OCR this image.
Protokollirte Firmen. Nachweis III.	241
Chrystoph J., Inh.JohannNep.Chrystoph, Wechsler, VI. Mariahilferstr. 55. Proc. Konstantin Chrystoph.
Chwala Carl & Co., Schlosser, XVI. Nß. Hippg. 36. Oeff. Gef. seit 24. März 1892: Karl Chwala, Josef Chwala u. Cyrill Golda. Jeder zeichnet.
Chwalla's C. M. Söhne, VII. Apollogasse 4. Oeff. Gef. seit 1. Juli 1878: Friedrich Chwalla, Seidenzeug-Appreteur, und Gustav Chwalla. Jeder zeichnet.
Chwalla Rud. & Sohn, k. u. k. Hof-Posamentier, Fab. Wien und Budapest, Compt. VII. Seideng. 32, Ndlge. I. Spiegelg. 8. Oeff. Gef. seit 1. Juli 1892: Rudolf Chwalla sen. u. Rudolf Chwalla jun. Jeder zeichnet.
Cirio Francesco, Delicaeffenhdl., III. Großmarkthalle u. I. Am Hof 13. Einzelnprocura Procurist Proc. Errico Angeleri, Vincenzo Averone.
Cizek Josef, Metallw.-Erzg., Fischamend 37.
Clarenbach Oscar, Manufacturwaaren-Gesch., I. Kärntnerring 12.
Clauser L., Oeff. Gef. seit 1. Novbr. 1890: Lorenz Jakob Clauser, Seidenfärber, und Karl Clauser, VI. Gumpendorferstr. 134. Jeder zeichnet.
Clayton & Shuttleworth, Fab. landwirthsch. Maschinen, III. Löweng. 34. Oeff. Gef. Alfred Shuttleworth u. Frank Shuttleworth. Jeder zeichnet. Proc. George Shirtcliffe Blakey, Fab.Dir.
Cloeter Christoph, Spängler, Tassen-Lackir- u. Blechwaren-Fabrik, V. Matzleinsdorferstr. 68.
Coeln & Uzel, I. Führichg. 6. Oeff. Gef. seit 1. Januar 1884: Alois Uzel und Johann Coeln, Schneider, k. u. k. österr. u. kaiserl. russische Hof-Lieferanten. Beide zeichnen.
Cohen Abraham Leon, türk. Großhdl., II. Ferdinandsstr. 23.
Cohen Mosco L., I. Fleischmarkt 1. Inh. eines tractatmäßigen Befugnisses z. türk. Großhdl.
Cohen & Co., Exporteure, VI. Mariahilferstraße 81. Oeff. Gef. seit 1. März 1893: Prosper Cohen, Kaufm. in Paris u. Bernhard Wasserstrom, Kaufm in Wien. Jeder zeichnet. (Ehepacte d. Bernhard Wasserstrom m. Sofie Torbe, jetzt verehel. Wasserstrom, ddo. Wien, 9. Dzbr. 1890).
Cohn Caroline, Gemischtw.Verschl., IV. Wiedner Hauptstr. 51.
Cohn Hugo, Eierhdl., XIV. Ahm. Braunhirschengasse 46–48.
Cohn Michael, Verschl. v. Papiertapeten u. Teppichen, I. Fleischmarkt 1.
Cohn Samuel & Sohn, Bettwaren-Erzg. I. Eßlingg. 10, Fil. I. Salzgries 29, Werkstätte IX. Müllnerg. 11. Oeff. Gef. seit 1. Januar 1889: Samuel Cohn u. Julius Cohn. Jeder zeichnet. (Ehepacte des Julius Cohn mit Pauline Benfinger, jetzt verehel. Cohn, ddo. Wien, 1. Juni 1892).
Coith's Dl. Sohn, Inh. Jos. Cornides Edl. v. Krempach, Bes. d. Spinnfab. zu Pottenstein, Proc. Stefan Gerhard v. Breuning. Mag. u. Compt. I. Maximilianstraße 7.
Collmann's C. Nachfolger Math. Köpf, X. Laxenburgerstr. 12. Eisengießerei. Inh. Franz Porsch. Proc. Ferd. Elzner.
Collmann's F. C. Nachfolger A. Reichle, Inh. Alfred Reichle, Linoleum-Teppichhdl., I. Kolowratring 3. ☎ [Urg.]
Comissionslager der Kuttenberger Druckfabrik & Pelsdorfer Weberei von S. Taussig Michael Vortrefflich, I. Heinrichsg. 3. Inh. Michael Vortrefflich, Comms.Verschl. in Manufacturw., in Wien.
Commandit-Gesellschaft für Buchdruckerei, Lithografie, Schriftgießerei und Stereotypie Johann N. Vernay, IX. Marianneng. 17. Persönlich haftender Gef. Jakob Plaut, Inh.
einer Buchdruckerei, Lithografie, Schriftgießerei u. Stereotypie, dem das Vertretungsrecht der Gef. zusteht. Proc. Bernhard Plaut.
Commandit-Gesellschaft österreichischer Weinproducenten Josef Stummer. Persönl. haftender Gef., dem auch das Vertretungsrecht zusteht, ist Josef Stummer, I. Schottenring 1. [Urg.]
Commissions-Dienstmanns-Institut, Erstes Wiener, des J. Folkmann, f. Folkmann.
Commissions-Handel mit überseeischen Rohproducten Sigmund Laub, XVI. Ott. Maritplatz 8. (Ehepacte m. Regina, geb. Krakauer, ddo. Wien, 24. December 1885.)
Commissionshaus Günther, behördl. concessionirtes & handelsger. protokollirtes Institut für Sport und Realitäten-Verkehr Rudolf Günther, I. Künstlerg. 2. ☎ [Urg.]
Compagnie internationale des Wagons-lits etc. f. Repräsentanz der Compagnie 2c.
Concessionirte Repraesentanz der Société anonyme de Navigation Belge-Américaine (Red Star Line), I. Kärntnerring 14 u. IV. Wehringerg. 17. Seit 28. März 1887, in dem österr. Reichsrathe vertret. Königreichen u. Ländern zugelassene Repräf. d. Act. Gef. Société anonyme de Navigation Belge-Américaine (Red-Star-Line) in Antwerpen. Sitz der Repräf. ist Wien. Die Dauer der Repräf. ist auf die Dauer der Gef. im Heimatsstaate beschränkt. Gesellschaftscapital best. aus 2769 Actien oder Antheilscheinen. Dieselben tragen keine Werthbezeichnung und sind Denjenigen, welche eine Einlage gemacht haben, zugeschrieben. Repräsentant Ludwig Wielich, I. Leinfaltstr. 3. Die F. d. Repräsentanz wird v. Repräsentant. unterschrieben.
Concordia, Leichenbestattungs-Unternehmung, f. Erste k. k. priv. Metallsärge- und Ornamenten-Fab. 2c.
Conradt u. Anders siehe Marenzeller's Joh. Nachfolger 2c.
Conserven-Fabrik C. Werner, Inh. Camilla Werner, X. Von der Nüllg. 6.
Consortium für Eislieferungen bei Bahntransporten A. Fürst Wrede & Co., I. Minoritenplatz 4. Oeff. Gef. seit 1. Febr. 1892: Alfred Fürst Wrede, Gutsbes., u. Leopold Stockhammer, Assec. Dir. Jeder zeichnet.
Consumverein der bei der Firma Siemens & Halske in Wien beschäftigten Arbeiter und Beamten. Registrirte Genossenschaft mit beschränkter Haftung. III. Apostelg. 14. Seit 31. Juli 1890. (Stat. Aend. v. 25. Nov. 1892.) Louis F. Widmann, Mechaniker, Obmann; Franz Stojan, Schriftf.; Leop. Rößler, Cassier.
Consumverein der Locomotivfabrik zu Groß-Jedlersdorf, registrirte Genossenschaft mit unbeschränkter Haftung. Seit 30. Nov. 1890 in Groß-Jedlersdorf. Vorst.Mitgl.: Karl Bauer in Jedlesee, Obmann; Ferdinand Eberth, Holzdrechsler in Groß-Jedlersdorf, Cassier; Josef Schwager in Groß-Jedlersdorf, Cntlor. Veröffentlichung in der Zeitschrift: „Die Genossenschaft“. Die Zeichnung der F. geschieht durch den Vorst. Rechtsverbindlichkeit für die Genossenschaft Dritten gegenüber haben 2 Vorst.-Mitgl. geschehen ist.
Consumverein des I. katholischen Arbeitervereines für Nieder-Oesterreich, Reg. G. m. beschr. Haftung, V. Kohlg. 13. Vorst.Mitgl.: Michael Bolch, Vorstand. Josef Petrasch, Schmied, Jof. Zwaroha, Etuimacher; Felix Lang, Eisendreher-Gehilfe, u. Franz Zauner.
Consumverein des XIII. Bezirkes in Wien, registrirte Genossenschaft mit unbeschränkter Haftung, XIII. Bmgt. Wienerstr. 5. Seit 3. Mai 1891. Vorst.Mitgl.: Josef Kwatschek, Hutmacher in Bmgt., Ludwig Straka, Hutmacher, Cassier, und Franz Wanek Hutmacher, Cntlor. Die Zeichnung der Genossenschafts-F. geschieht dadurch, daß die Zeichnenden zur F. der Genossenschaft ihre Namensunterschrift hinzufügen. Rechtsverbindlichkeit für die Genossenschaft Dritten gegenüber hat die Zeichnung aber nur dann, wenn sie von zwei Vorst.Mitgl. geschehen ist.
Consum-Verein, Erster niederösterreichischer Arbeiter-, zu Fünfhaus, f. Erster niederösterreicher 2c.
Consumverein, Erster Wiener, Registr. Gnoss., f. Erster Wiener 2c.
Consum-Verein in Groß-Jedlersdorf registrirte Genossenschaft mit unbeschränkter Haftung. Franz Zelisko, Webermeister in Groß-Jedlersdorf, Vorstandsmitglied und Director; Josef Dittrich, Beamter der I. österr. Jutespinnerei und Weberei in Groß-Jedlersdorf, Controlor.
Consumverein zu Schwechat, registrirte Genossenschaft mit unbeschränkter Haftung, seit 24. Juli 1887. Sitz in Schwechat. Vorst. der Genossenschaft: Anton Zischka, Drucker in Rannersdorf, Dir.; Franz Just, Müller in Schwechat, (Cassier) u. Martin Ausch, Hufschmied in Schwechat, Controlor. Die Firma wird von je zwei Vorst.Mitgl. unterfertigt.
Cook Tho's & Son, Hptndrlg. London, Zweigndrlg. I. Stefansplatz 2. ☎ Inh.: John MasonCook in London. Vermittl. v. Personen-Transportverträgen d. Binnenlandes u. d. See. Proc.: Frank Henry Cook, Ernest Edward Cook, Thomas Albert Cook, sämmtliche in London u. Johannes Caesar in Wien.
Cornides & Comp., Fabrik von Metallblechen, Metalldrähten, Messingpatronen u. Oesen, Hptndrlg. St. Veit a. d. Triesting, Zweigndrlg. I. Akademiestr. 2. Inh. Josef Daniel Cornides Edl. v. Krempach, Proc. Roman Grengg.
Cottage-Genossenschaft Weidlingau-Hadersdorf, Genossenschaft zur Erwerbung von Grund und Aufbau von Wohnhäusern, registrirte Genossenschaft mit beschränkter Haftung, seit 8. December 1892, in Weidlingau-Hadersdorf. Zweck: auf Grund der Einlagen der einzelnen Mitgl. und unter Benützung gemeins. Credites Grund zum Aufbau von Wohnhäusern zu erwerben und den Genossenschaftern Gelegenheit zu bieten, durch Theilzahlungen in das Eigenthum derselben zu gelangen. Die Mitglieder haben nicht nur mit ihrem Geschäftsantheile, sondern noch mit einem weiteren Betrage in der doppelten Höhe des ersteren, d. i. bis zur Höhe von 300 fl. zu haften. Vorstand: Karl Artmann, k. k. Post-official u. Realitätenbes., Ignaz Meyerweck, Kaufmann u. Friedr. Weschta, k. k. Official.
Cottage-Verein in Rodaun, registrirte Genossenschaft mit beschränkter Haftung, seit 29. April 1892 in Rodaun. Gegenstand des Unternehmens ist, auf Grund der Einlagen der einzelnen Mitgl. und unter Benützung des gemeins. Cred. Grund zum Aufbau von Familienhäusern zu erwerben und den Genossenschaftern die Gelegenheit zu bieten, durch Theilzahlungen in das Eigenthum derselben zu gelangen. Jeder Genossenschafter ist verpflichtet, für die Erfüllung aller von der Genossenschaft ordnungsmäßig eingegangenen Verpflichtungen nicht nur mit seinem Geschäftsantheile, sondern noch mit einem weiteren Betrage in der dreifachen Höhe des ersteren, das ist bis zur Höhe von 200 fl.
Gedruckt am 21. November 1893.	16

### TASK TO CARRY OUT
Identify all lines in the records above with the word "Theilzahlungen".

### RESPONSE TO THE TASK
Cottage-Genossenschaft Weidlingau-Hadersdorf, Genossenschaft zur Erwerbung von Grund und Aufbau von Wohnhäusern, registrirte Genossenschaft mit beschränkter Haftung, seit 8. December 1892, in Weidlingau-Hadersdorf. Zweck: auf Grund der Einlagen der einzelnen Mitgl. und unter Benützung gemeins. Credites Grund zum Aufbau von Wohnhäusern zu erwerben und den Genossenschaftern Gelegenheit zu bieten, durch Theilzahlungen in das Eigenthum derselben zu gelangen. Die Mitglieder haben nicht nur mit ihrem Geschäftsantheile, sondern noch mit einem weiteren Betrage in der doppelten Höhe des ersteren, d. i. bis zur Höhe von 300 fl. zu haften. Vorstand: Karl Artmann, k. k. Post-official u. Realitätenbes., Ignaz Meyerweck, Kaufmann u. Friedr. Weschta, k. k. Official.
Cottage-Verein in Rodaun, registrirte Genossenschaft mit beschränkter Haftung, seit 29. April 1892 in Rodaun. Gegenstand des Unternehmens ist, auf Grund der Einlagen der einzelnen Mitgl. und unter Benützung des gemeins. Cred. Grund zum Aufbau von Familienhäusern zu erwerben und den Genossenschaftern die Gelegenheit zu bieten, durch Theilzahlungen in das Eigenthum derselben zu gelangen. Jeder Genossenschafter ist verpflichtet, für die Erfüllung aller von der Genossenschaft ordnungsmäßig eingegangenen Verpflichtungen nicht nur mit seinem Geschäftsantheile, sondern noch mit einem weiteren Betrage in der dreifachen Höhe des ersteren, das ist bis zur Höhe von 200 fl.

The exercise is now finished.